- **Exercise aim**
Extract each record and reproduce it exactly.
◆ ◆ ◆ ◆
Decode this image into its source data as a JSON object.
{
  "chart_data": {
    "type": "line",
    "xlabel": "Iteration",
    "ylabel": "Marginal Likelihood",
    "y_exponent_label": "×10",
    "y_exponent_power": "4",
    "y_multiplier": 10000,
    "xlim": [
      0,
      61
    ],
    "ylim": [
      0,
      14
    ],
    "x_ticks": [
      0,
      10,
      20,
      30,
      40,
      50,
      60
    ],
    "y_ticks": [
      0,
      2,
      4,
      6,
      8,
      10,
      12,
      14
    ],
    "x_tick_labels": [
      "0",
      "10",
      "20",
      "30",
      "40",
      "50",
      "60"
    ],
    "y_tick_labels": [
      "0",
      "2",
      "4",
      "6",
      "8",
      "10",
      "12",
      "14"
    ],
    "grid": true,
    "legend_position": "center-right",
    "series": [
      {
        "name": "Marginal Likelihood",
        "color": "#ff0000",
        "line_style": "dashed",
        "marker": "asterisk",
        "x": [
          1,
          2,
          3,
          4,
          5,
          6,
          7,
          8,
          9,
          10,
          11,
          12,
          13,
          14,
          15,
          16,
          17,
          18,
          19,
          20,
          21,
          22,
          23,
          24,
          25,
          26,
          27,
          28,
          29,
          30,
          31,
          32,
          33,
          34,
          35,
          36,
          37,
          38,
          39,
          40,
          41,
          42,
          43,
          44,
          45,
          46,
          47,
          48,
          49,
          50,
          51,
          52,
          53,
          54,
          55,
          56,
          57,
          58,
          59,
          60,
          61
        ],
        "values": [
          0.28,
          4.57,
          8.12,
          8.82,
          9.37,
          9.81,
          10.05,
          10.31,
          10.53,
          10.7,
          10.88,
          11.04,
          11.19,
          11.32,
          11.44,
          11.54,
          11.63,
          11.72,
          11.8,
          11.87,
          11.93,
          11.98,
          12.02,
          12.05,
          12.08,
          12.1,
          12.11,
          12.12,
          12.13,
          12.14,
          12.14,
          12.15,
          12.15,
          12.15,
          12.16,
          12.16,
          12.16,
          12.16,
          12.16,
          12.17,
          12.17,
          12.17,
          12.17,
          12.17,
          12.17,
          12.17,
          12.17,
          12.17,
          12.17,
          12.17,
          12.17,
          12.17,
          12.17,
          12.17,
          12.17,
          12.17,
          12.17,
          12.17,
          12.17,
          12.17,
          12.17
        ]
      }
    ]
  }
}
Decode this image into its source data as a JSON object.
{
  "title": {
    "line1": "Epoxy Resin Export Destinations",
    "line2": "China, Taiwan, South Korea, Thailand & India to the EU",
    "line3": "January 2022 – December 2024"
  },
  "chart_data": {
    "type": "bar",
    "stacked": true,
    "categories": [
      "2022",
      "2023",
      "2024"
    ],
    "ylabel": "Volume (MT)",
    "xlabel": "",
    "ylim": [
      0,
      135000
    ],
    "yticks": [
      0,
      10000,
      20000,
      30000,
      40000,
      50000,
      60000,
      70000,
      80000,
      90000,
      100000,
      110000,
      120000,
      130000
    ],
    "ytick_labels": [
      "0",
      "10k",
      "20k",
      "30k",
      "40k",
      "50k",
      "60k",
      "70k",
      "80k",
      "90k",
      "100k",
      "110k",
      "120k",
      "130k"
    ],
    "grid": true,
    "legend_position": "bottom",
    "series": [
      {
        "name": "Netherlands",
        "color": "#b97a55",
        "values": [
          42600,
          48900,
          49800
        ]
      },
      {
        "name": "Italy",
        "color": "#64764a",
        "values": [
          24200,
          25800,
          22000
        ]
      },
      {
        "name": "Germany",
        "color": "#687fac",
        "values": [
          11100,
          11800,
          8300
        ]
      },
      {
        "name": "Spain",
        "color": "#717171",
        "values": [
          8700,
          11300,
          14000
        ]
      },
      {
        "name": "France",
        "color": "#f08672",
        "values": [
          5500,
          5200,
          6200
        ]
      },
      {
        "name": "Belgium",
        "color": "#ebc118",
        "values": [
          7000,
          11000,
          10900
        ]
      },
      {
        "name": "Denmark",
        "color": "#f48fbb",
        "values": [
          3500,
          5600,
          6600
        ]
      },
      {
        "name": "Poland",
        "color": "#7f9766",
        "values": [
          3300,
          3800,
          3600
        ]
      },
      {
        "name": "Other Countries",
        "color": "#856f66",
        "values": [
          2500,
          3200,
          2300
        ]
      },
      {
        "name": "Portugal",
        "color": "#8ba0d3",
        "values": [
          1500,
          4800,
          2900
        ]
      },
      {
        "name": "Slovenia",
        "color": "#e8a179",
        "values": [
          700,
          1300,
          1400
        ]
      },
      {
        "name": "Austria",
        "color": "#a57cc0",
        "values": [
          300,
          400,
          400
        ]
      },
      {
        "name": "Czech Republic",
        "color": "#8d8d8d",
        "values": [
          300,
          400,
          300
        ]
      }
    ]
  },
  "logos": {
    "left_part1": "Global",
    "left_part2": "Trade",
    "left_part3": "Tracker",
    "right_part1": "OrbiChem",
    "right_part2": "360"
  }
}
◆ ◆ ◆ ◆
- **The reply**
Decode this image into its source data as a JSON object.
{
  "chart_data": {
    "type": "line",
    "xlabel": "Iteration",
    "ylabel": "Marginal Likelihood",
    "y_exponent_label": "×10",
    "y_exponent_power": "4",
    "y_multiplier": 10000,
    "xlim": [
      0,
      61
    ],
    "ylim": [
      0,
      14
    ],
    "x_ticks": [
      0,
      10,
      20,
      30,
      40,
      50,
      60
    ],
    "y_ticks": [
      0,
      2,
      4,
      6,
      8,
      10,
      12,
      14
    ],
    "x_tick_labels": [
      "0",
      "10",
      "20",
      "30",
      "40",
      "50",
      "60"
    ],
    "y_tick_labels": [
      "0",
      "2",
      "4",
      "6",
      "8",
      "10",
      "12",
      "14"
    ],
    "grid": true,
    "legend_position": "center-right",
    "series": [
      {
        "name": "Marginal Likelihood",
        "color": "#ff0000",
        "line_style": "dashed",
        "marker": "asterisk",
        "x": [
          1,
          2,
          3,
          4,
          5,
          6,
          7,
          8,
          9,
          10,
          11,
          12,
          13,
          14,
          15,
          16,
          17,
          18,
          19,
          20,
          21,
          22,
          23,
          24,
          25,
          26,
          27,
          28,
          29,
          30,
          31,
          32,
          33,
          34,
          35,
          36,
          37,
          38,
          39,
          40,
          41,
          42,
          43,
          44,
          45,
          46,
          47,
          48,
          49,
          50,
          51,
          52,
          53,
          54,
          55,
          56,
          57,
          58,
          59,
          60,
          61
        ],
        "values": [
          0.28,
          4.57,
          8.12,
          8.82,
          9.37,
          9.81,
          10.05,
          10.31,
          10.53,
          10.7,
          10.88,
          11.04,
          11.19,
          11.32,
          11.44,
          11.54,
          11.63,
          11.72,
          11.8,
          11.87,
          11.93,
          11.98,
          12.02,
          12.05,
          12.08,
          12.1,
          12.11,
          12.12,
          12.13,
          12.14,
          12.14,
          12.15,
          12.15,
          12.15,
          12.16,
          12.16,
          12.16,
          12.16,
          12.16,
          12.17,
          12.17,
          12.17,
          12.17,
          12.17,
          12.17,
          12.17,
          12.17,
          12.17,
          12.17,
          12.17,
          12.17,
          12.17,
          12.17,
          12.17,
          12.17,
          12.17,
          12.17,
          12.17,
          12.17,
          12.17,
          12.17
        ]
      }
    ]
  }
}
Decode this image into its source data as a JSON object.
{
  "title": {
    "line1": "Epoxy Resin Export Destinations",
    "line2": "China, Taiwan, South Korea, Thailand & India to the EU",
    "line3": "January 2022 – December 2024"
  },
  "chart_data": {
    "type": "bar",
    "stacked": true,
    "categories": [
      "2022",
      "2023",
      "2024"
    ],
    "ylabel": "Volume (MT)",
    "xlabel": "",
    "ylim": [
      0,
      135000
    ],
    "yticks": [
      0,
      10000,
      20000,
      30000,
      40000,
      50000,
      60000,
      70000,
      80000,
      90000,
      100000,
      110000,
      120000,
      130000
    ],
    "ytick_labels": [
      "0",
      "10k",
      "20k",
      "30k",
      "40k",
      "50k",
      "60k",
      "70k",
      "80k",
      "90k",
      "100k",
      "110k",
      "120k",
      "130k"
    ],
    "grid": true,
    "legend_position": "bottom",
    "series": [
      {
        "name": "Netherlands",
        "color": "#b97a55",
        "values": [
          42600,
          48900,
          49800
        ]
      },
      {
        "name": "Italy",
        "color": "#64764a",
        "values": [
          24200,
          25800,
          22000
        ]
      },
      {
        "name": "Germany",
        "color": "#687fac",
        "values": [
          11100,
          11800,
          8300
        ]
      },
      {
        "name": "Spain",
        "color": "#717171",
        "values": [
          8700,
          11300,
          14000
        ]
      },
      {
        "name": "France",
        "color": "#f08672",
        "values": [
          5500,
          5200,
          6200
        ]
      },
      {
        "name": "Belgium",
        "color": "#ebc118",
        "values": [
          7000,
          11000,
          10900
        ]
      },
      {
        "name": "Denmark",
        "color": "#f48fbb",
        "values": [
          3500,
          5600,
          6600
        ]
      },
      {
        "name": "Poland",
        "color": "#7f9766",
        "values": [
          3300,
          3800,
          3600
        ]
      },
      {
        "name": "Other Countries",
        "color": "#856f66",
        "values": [
          2500,
          3200,
          2300
        ]
      },
      {
        "name": "Portugal",
        "color": "#8ba0d3",
        "values": [
          1500,
          4800,
          2900
        ]
      },
      {
        "name": "Slovenia",
        "color": "#e8a179",
        "values": [
          700,
          1300,
          1400
        ]
      },
      {
        "name": "Austria",
        "color": "#a57cc0",
        "values": [
          300,
          400,
          400
        ]
      },
      {
        "name": "Czech Republic",
        "color": "#8d8d8d",
        "values": [
          300,
          400,
          300
        ]
      }
    ]
  },
  "logos": {
    "left_part1": "Global",
    "left_part2": "Trade",
    "left_part3": "Tracker",
    "right_part1": "OrbiChem",
    "right_part2": "360"
  }
}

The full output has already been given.